#### [AIM]
Exactly as written, please set down all of the entries again, with no pictures.

#### [SOURCE DATA]
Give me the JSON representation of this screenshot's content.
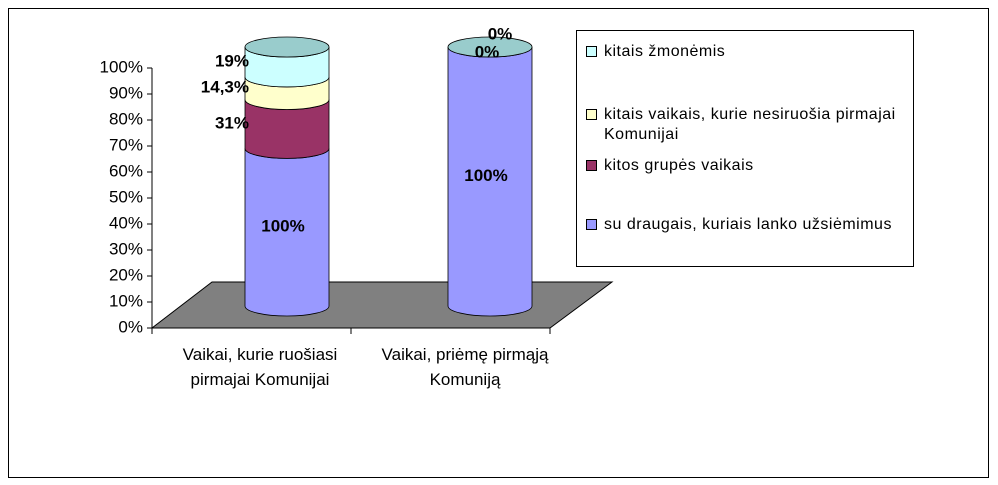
{
  "chart_data": {
    "type": "bar",
    "stack": "percent",
    "categories": [
      "Vaikai, kurie ruošiasi pirmajai Komunijai",
      "Vaikai, priėmę pirmąją Komuniją"
    ],
    "series": [
      {
        "name": "su draugais, kuriais lanko užsiėmimus",
        "color": "#9999ff",
        "values": [
          100,
          100
        ],
        "value_labels": [
          "100%",
          "100%"
        ]
      },
      {
        "name": "kitos grupės vaikais",
        "color": "#993366",
        "values": [
          31,
          null
        ],
        "value_labels": [
          "31%",
          null
        ]
      },
      {
        "name": "kitais vaikais, kurie nesiruošia pirmajai Komunijai",
        "color": "#ffffcc",
        "values": [
          14.3,
          0
        ],
        "value_labels": [
          "14,3%",
          "0%"
        ]
      },
      {
        "name": "kitais žmonėmis",
        "color": "#ccffff",
        "values": [
          19,
          0
        ],
        "value_labels": [
          "19%",
          "0%"
        ]
      }
    ],
    "ylim": [
      0,
      100
    ],
    "yticks": [
      {
        "value": 0,
        "label": "0%"
      },
      {
        "value": 10,
        "label": "10%"
      },
      {
        "value": 20,
        "label": "20%"
      },
      {
        "value": 30,
        "label": "30%"
      },
      {
        "value": 40,
        "label": "40%"
      },
      {
        "value": 50,
        "label": "50%"
      },
      {
        "value": 60,
        "label": "60%"
      },
      {
        "value": 70,
        "label": "70%"
      },
      {
        "value": 80,
        "label": "80%"
      },
      {
        "value": 90,
        "label": "90%"
      },
      {
        "value": 100,
        "label": "100%"
      }
    ],
    "legend": "right"
  }
}
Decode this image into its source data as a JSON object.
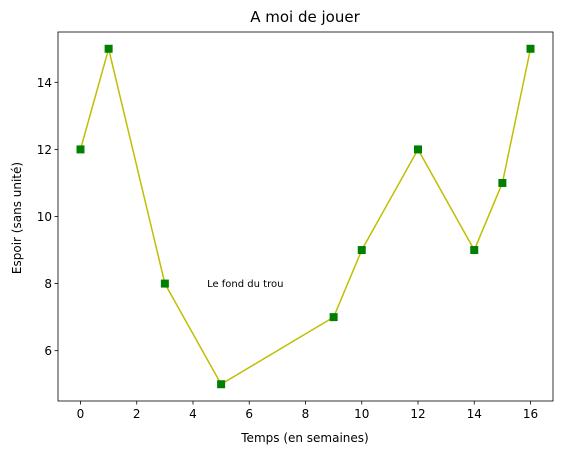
{
  "chart_data": {
    "type": "line",
    "title": "A moi de jouer",
    "xlabel": "Temps (en semaines)",
    "ylabel": "Espoir (sans unité)",
    "xlim": [
      -0.8,
      16.8
    ],
    "ylim": [
      4.5,
      15.5
    ],
    "xticks": [
      0,
      2,
      4,
      6,
      8,
      10,
      12,
      14,
      16
    ],
    "yticks": [
      6,
      8,
      10,
      12,
      14
    ],
    "grid": false,
    "series": [
      {
        "x": [
          0,
          1,
          3,
          5,
          9,
          10,
          12,
          14,
          15,
          16
        ],
        "y": [
          12,
          15,
          8,
          5,
          7,
          9,
          12,
          9,
          11,
          15
        ],
        "line_color": "#bfbf00",
        "marker": "square",
        "marker_color": "#008000"
      }
    ],
    "annotations": [
      {
        "text": "Le fond du trou",
        "x": 4.5,
        "y": 8
      }
    ]
  }
}
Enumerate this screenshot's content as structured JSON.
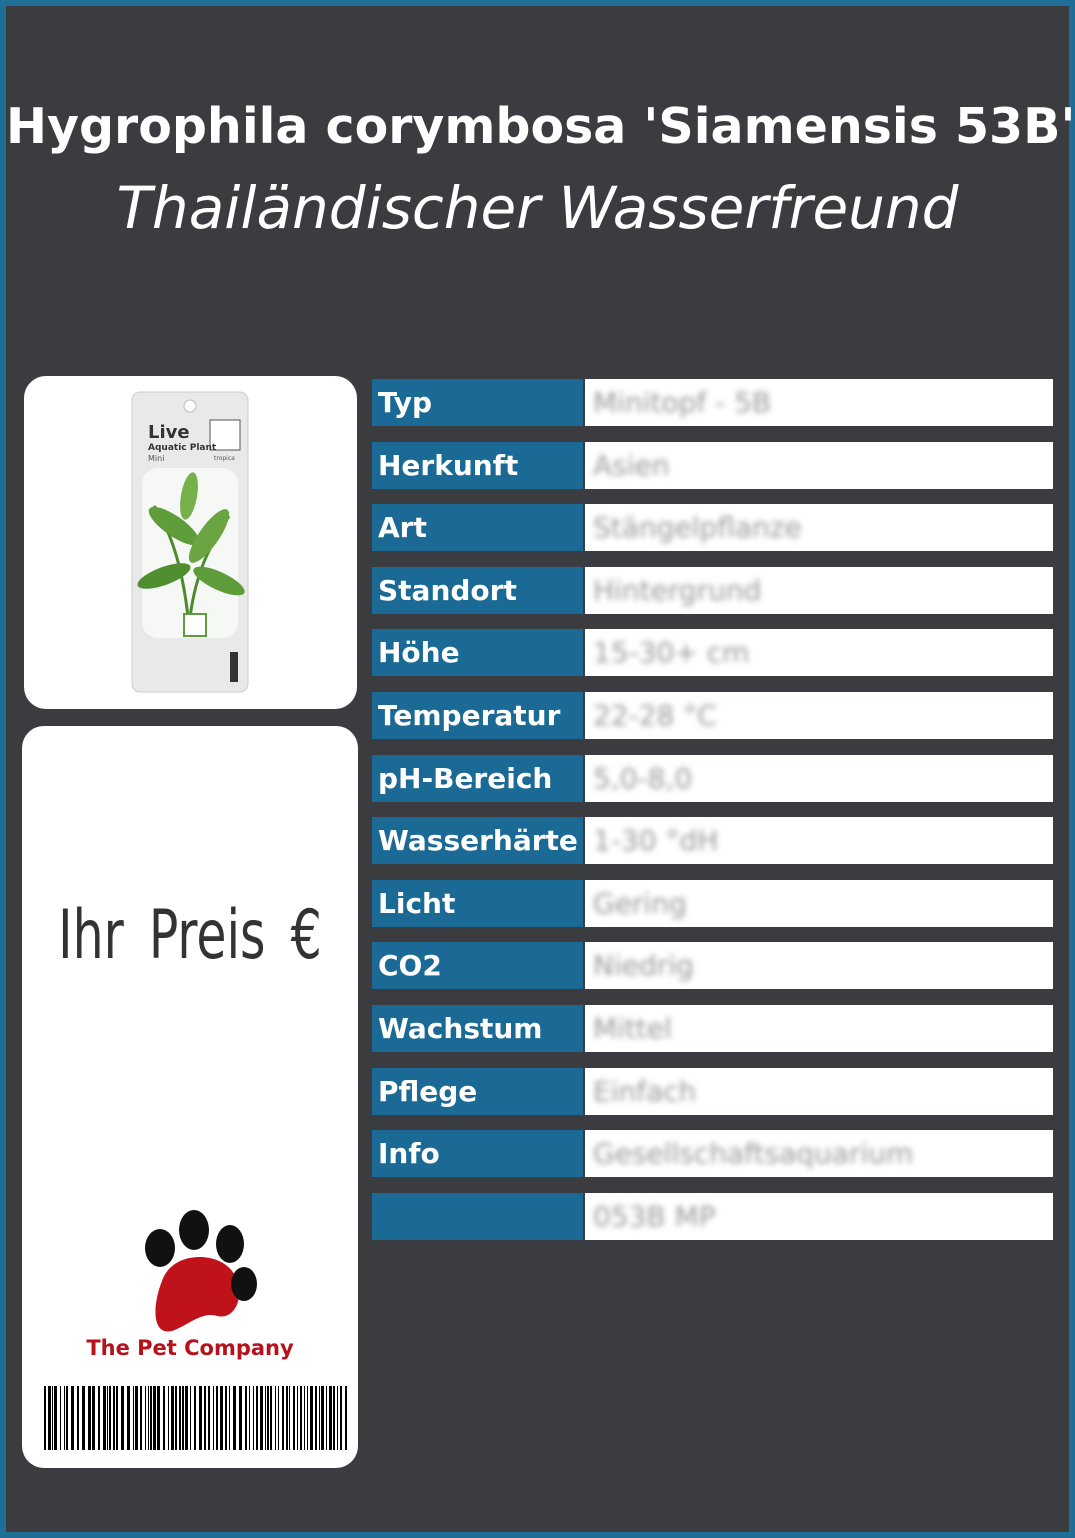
{
  "header": {
    "title": "Hygrophila corymbosa 'Siamensis 53B'",
    "subtitle": "Thailändischer Wasserfreund"
  },
  "package": {
    "brand": "Live",
    "line": "Aquatic Plant",
    "size": "Mini",
    "maker": "tropica"
  },
  "price": {
    "label": "Ihr Preis €"
  },
  "company": {
    "name": "The Pet Company"
  },
  "table": {
    "rows": [
      {
        "label": "Typ",
        "value": "Minitopf - 5B"
      },
      {
        "label": "Herkunft",
        "value": "Asien"
      },
      {
        "label": "Art",
        "value": "Stängelpflanze"
      },
      {
        "label": "Standort",
        "value": "Hintergrund"
      },
      {
        "label": "Höhe",
        "value": "15-30+ cm"
      },
      {
        "label": "Temperatur",
        "value": "22-28 °C"
      },
      {
        "label": "pH-Bereich",
        "value": "5,0-8,0"
      },
      {
        "label": "Wasserhärte",
        "value": "1-30 °dH"
      },
      {
        "label": "Licht",
        "value": "Gering"
      },
      {
        "label": "CO2",
        "value": "Niedrig"
      },
      {
        "label": "Wachstum",
        "value": "Mittel"
      },
      {
        "label": "Pflege",
        "value": "Einfach"
      },
      {
        "label": "Info",
        "value": "Gesellschaftsaquarium"
      },
      {
        "value": "053B MP"
      }
    ]
  }
}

#### [OUTPUT FOR THIS EXERCISE]
Give me the JSON representation of this screenshot's content.
{
  "chart_data": {
    "type": "bar",
    "stack": "percent",
    "categories": [
      "Vaikai, kurie ruošiasi pirmajai Komunijai",
      "Vaikai, priėmę pirmąją Komuniją"
    ],
    "series": [
      {
        "name": "su draugais, kuriais lanko užsiėmimus",
        "color": "#9999ff",
        "values": [
          100,
          100
        ],
        "value_labels": [
          "100%",
          "100%"
        ]
      },
      {
        "name": "kitos grupės vaikais",
        "color": "#993366",
        "values": [
          31,
          null
        ],
        "value_labels": [
          "31%",
          null
        ]
      },
      {
        "name": "kitais vaikais, kurie nesiruošia pirmajai Komunijai",
        "color": "#ffffcc",
        "values": [
          14.3,
          0
        ],
        "value_labels": [
          "14,3%",
          "0%"
        ]
      },
      {
        "name": "kitais žmonėmis",
        "color": "#ccffff",
        "values": [
          19,
          0
        ],
        "value_labels": [
          "19%",
          "0%"
        ]
      }
    ],
    "ylim": [
      0,
      100
    ],
    "yticks": [
      {
        "value": 0,
        "label": "0%"
      },
      {
        "value": 10,
        "label": "10%"
      },
      {
        "value": 20,
        "label": "20%"
      },
      {
        "value": 30,
        "label": "30%"
      },
      {
        "value": 40,
        "label": "40%"
      },
      {
        "value": 50,
        "label": "50%"
      },
      {
        "value": 60,
        "label": "60%"
      },
      {
        "value": 70,
        "label": "70%"
      },
      {
        "value": 80,
        "label": "80%"
      },
      {
        "value": 90,
        "label": "90%"
      },
      {
        "value": 100,
        "label": "100%"
      }
    ],
    "legend": "right"
  }
}
Decode this image into its source data as a JSON object.
{
  "chart_data": {
    "type": "line",
    "title": "A moi de jouer",
    "xlabel": "Temps (en semaines)",
    "ylabel": "Espoir (sans unité)",
    "xlim": [
      -0.8,
      16.8
    ],
    "ylim": [
      4.5,
      15.5
    ],
    "xticks": [
      0,
      2,
      4,
      6,
      8,
      10,
      12,
      14,
      16
    ],
    "yticks": [
      6,
      8,
      10,
      12,
      14
    ],
    "grid": false,
    "series": [
      {
        "x": [
          0,
          1,
          3,
          5,
          9,
          10,
          12,
          14,
          15,
          16
        ],
        "y": [
          12,
          15,
          8,
          5,
          7,
          9,
          12,
          9,
          11,
          15
        ],
        "line_color": "#bfbf00",
        "marker": "square",
        "marker_color": "#008000"
      }
    ],
    "annotations": [
      {
        "text": "Le fond du trou",
        "x": 4.5,
        "y": 8
      }
    ]
  }
}
Enumerate this screenshot's content as structured JSON.
{
  "header": {
    "title": "Hygrophila corymbosa 'Siamensis 53B'",
    "subtitle": "Thailändischer Wasserfreund"
  },
  "package": {
    "brand": "Live",
    "line": "Aquatic Plant",
    "size": "Mini",
    "maker": "tropica"
  },
  "price": {
    "label": "Ihr Preis €"
  },
  "company": {
    "name": "The Pet Company"
  },
  "table": {
    "rows": [
      {
        "label": "Typ",
        "value": "Minitopf - 5B"
      },
      {
        "label": "Herkunft",
        "value": "Asien"
      },
      {
        "label": "Art",
        "value": "Stängelpflanze"
      },
      {
        "label": "Standort",
        "value": "Hintergrund"
      },
      {
        "label": "Höhe",
        "value": "15-30+ cm"
      },
      {
        "label": "Temperatur",
        "value": "22-28 °C"
      },
      {
        "label": "pH-Bereich",
        "value": "5,0-8,0"
      },
      {
        "label": "Wasserhärte",
        "value": "1-30 °dH"
      },
      {
        "label": "Licht",
        "value": "Gering"
      },
      {
        "label": "CO2",
        "value": "Niedrig"
      },
      {
        "label": "Wachstum",
        "value": "Mittel"
      },
      {
        "label": "Pflege",
        "value": "Einfach"
      },
      {
        "label": "Info",
        "value": "Gesellschaftsaquarium"
      },
      {
        "value": "053B MP"
      }
    ]
  }
}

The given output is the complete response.